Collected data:
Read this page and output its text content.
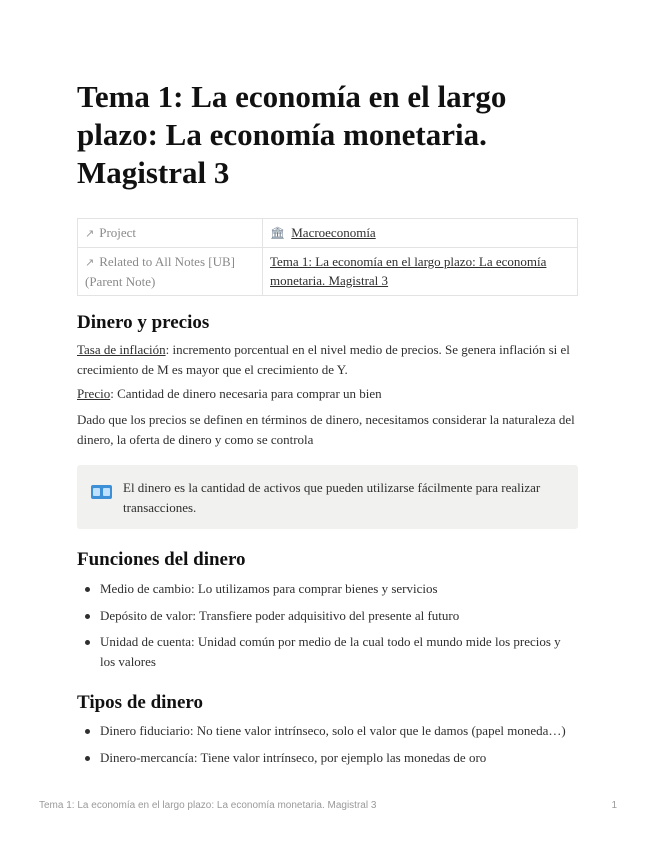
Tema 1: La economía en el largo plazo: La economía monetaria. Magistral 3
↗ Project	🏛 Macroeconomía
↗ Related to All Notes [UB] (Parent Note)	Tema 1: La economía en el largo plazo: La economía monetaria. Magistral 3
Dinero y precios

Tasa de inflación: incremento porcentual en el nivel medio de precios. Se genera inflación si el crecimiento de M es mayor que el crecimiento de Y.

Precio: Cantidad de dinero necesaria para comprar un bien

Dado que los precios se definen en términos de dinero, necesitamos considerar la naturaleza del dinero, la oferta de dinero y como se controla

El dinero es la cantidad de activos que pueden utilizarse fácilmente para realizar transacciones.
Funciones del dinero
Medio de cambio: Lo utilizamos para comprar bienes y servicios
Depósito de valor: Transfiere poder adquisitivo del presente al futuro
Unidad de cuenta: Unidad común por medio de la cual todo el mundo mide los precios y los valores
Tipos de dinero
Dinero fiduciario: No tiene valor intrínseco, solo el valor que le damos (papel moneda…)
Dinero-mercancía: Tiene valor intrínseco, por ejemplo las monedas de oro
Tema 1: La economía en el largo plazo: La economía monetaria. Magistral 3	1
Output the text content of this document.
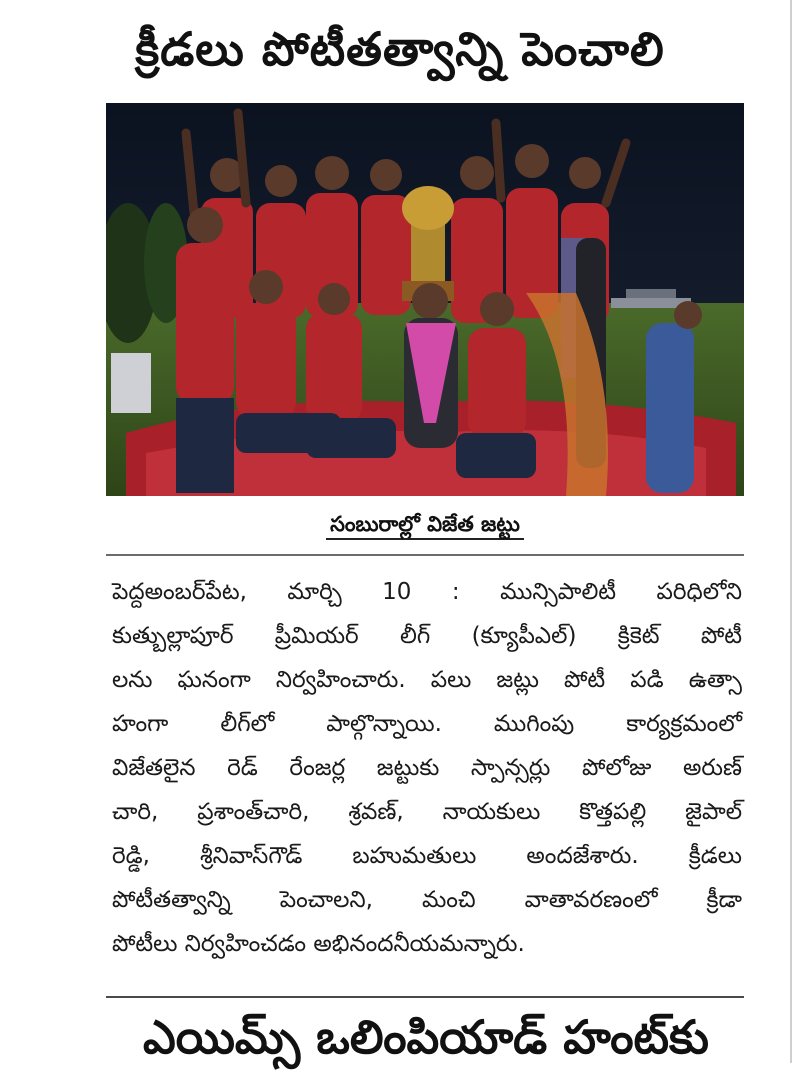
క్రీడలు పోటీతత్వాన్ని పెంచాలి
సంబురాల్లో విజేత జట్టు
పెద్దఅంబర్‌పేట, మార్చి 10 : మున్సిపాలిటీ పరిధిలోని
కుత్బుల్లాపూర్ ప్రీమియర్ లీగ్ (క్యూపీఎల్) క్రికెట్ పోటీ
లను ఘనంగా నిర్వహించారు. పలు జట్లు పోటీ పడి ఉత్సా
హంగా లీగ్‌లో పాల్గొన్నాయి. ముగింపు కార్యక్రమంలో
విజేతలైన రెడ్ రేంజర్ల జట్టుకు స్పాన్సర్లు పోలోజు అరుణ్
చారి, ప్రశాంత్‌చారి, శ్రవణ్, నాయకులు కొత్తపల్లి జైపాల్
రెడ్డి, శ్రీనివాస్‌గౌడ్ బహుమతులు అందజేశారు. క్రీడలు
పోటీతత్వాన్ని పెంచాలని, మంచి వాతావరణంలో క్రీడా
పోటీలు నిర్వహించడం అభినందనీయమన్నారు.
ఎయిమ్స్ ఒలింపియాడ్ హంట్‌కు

**BRIEF:** Omit the pictures and write out exactly the lines from the one containing "Output the text content of this document." through the last line of the material.

**TASK ANSWER:**
Output the text content of this document.
క్రీడలు పోటీతత్వాన్ని పెంచాలి
సంబురాల్లో విజేత జట్టు
పెద్దఅంబర్‌పేట, మార్చి 10 : మున్సిపాలిటీ పరిధిలోని
కుత్బుల్లాపూర్ ప్రీమియర్ లీగ్ (క్యూపీఎల్) క్రికెట్ పోటీ
లను ఘనంగా నిర్వహించారు. పలు జట్లు పోటీ పడి ఉత్సా
హంగా లీగ్‌లో పాల్గొన్నాయి. ముగింపు కార్యక్రమంలో
విజేతలైన రెడ్ రేంజర్ల జట్టుకు స్పాన్సర్లు పోలోజు అరుణ్
చారి, ప్రశాంత్‌చారి, శ్రవణ్, నాయకులు కొత్తపల్లి జైపాల్
రెడ్డి, శ్రీనివాస్‌గౌడ్ బహుమతులు అందజేశారు. క్రీడలు
పోటీతత్వాన్ని పెంచాలని, మంచి వాతావరణంలో క్రీడా
పోటీలు నిర్వహించడం అభినందనీయమన్నారు.
ఎయిమ్స్ ఒలింపియాడ్ హంట్‌కు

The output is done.